**Supplied passage:**
Tuesday, January 01, 2008

Happy New Year!

Along with a new year comes new opportunities, new resolutions, and new challenges for everyone to realize.

My challenge, opportunity, and resolution for the new year is to update this blog more often. Let's see if I can actually follow through...

I have some new information to post regarding AIF queue management that I've known for a few months now but just have not made the time to formally post.

As with most documentation that you see for setting up a batch server, the instructions either state or imply to run both the AOS service as well as the batch client on the same dedicated server. This may at first seem like a common-sensical notion since the Batch Client, the AOS Service and the data storage all reside on the same system and will ultimately aide in reducing any network bottlenecks of large amounts of batchable transactions running across the network. However, this is not the case because the bottleneck of having both components running on the same system is the memory. Due to the 1.7GB limitation of 32-bit applications, the OS, the AOS, and the client are all contending for the available memory.

Depending on the amount of transactions that you have processing in an hour, or even a day, separating the processes out onto separate servers may not be necessary for you. In our case, we have approximately 1-500 messages measuring between 30-50KB that pass through our AX system via AIF every hour. As a result of the number of messages we process, our 'All-In-One' setup proved to be quite the bottleneck and resulted with us constantly getting 'Out of Memory' errors in our AIF queue. At one point, we had to filter out all messages larger than 200KB simply because even after freeing up all memory available, we still were unable to process those messages and import them through custom file I/O operations. After testing and working Microsoft, we found that separating the AOS Service on a dedicated server and running the client(s) on a separate dedicated server gave us our best potential performance and freed up the client to contend for memory only against the OS and the same with the AOS service.

**What this exercise asks:**
1 - In the blog post on AIF queue management, messages larger than what size had to be filtered out at one point?
2 - Write what comes next in the AIF queue management blog post, picking up after its last sentence.
The entries after this point are separate material, apart from the blog post.

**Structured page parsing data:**
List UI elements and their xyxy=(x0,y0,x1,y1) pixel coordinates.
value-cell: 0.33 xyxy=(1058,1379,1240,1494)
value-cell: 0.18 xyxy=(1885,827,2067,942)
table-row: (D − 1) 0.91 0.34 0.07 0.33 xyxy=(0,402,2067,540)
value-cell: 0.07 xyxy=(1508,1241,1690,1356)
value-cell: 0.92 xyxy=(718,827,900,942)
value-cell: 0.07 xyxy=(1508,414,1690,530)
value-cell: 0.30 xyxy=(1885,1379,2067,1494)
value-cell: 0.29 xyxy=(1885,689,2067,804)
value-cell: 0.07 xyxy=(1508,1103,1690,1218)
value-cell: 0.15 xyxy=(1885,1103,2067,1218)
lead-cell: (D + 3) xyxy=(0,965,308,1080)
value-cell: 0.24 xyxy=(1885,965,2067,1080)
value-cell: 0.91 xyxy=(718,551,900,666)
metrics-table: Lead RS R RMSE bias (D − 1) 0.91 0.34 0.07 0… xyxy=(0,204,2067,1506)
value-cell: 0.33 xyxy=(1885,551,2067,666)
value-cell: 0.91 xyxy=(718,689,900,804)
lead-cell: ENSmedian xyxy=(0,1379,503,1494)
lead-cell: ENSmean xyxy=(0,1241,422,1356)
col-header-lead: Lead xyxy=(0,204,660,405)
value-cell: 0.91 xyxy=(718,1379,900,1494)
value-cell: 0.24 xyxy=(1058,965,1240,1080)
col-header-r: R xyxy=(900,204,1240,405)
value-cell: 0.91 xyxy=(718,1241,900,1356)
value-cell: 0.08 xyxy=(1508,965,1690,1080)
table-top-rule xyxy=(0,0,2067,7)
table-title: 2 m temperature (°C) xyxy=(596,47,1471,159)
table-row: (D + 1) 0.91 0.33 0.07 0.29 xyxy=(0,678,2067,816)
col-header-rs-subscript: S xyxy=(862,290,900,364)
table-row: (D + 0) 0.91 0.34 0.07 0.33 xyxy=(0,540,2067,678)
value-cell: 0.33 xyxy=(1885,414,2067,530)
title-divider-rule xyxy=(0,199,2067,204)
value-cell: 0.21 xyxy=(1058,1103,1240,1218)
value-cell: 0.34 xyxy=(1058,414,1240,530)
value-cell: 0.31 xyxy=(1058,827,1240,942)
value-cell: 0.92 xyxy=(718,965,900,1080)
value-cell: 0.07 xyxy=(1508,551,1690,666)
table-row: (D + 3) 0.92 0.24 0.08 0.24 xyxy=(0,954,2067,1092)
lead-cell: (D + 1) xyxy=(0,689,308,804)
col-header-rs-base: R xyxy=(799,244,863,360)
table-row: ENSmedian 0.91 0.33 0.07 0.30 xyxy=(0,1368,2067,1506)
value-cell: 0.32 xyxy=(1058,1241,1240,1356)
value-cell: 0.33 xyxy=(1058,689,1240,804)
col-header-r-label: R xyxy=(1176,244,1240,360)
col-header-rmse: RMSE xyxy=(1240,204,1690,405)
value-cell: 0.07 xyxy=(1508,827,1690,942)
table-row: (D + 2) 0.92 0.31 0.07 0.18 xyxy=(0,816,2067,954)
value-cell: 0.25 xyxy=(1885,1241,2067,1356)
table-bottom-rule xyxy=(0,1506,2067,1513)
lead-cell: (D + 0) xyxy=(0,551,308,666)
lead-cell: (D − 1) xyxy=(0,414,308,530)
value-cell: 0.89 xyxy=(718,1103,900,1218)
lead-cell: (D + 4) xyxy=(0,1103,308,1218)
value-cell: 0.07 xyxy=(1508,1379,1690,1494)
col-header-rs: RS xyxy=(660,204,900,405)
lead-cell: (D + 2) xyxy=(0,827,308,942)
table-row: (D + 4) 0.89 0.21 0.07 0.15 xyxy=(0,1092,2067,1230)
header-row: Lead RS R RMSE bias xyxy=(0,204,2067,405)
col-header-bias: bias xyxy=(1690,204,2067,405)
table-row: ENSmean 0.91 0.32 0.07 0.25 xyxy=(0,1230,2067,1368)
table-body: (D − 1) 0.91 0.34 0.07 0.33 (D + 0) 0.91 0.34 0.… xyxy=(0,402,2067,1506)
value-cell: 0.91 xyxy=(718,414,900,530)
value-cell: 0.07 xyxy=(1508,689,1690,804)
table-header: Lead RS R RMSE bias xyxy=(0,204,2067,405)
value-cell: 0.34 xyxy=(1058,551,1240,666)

**Results for the exercise:**
1 - 200KB

2 -
To further increase our AIF performance, we found that instead of running all four AIF batch processes together in a single client session, separating each of the four out into separate client sessions increased performance. As a result, you are not limited to the four processes being executed in a sequential order but instead they can all three execute independent and even concurrently. Although the issue still exists that the four processes are related and dependent of each other, however, messages that are ready to be processed at the next execution of the batch are not held back from being processed.

For example, the four AIF processing classes are:

  • AIFSendGateway
  • AIFReceiveGateway
  • AIFInboundProcessingService
  • AIFOutboundProcessingService

In order to import a message into AX, AIFReceiveGateway must execute to pull the message into the AIF Queue and the AIFInboundProcessingService must execute to process and persist the data to the database. Likewise, to export a message, AIFOutboundProcessingService must retrieve the data from AX package it in the form of a message and write it to the queue before the AIFSendGateway can pick it up and write it to a message. As a result, spliting up the jobs into different batch clients will allow you to make the AIF message passing process closer to a 'real-time' process.

Finally on a separate note, I have just completed reviewing a new book on Dynamics AX that will soon be published. Once the book is officially published, I will post a link to it.